● **Task prompt**
With the images removed, repeat the data below exactly.

┌──

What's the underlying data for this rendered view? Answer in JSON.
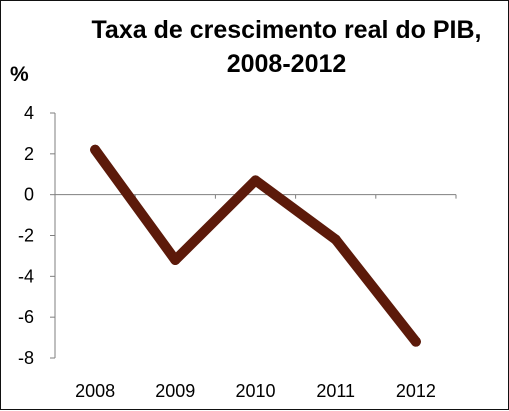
{
  "chart_data": {
    "type": "line",
    "title": "Taxa de crescimento real do PIB, 2008-2012",
    "ylabel": "%",
    "xlabel": "",
    "categories": [
      "2008",
      "2009",
      "2010",
      "2011",
      "2012"
    ],
    "series": [
      {
        "values": [
          2.2,
          -3.2,
          0.7,
          -2.2,
          -7.2
        ],
        "color": "#5c1a0a"
      }
    ],
    "ylim": [
      -8,
      4
    ],
    "yticks": [
      "4",
      "2",
      "0",
      "-2",
      "-4",
      "-6",
      "-8"
    ],
    "grid": false,
    "legend": "none"
  }
}
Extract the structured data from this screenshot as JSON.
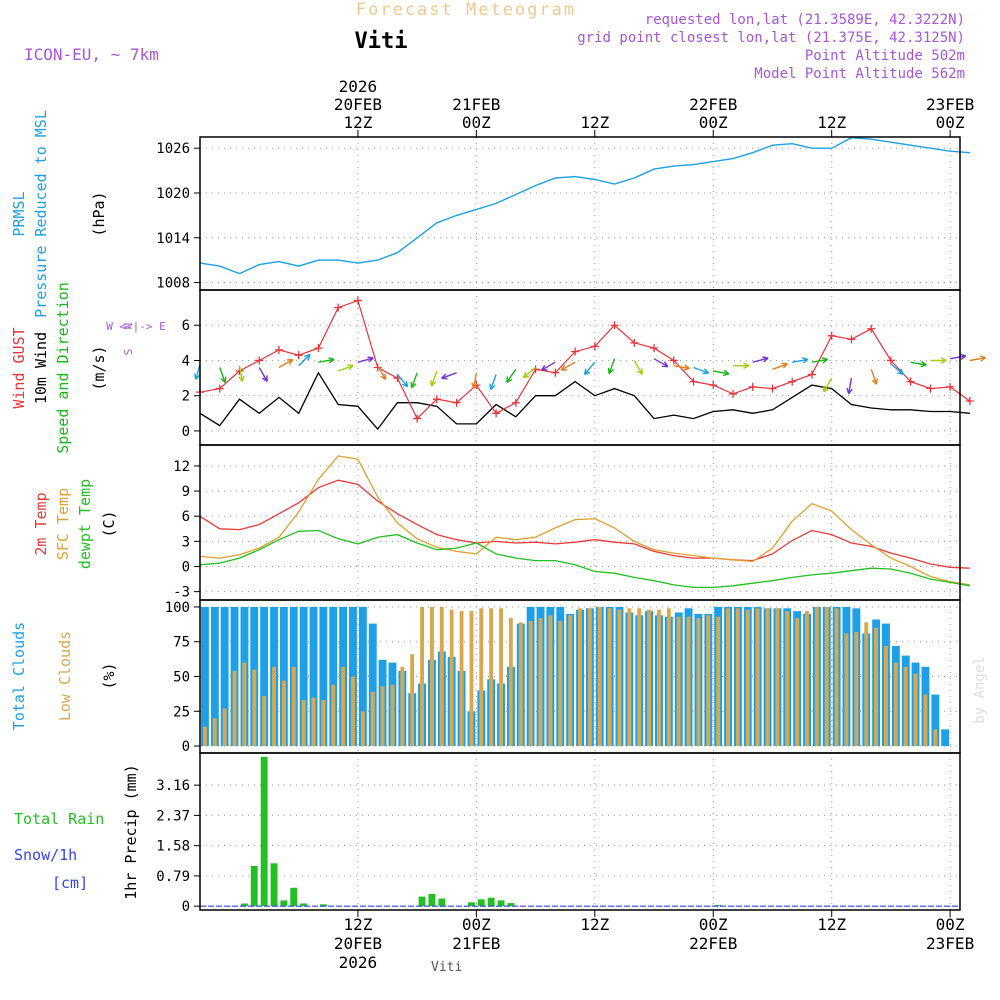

└──

● **Completed task**
What's the underlying data for this rendered view? Answer in JSON.
{
  "chart_data": {
    "type": "line",
    "title": "Taxa de crescimento real do PIB, 2008-2012",
    "ylabel": "%",
    "xlabel": "",
    "categories": [
      "2008",
      "2009",
      "2010",
      "2011",
      "2012"
    ],
    "series": [
      {
        "values": [
          2.2,
          -3.2,
          0.7,
          -2.2,
          -7.2
        ],
        "color": "#5c1a0a"
      }
    ],
    "ylim": [
      -8,
      4
    ],
    "yticks": [
      "4",
      "2",
      "0",
      "-2",
      "-4",
      "-6",
      "-8"
    ],
    "grid": false,
    "legend": "none"
  }
}
Extract the structured data from this screenshot as JSON.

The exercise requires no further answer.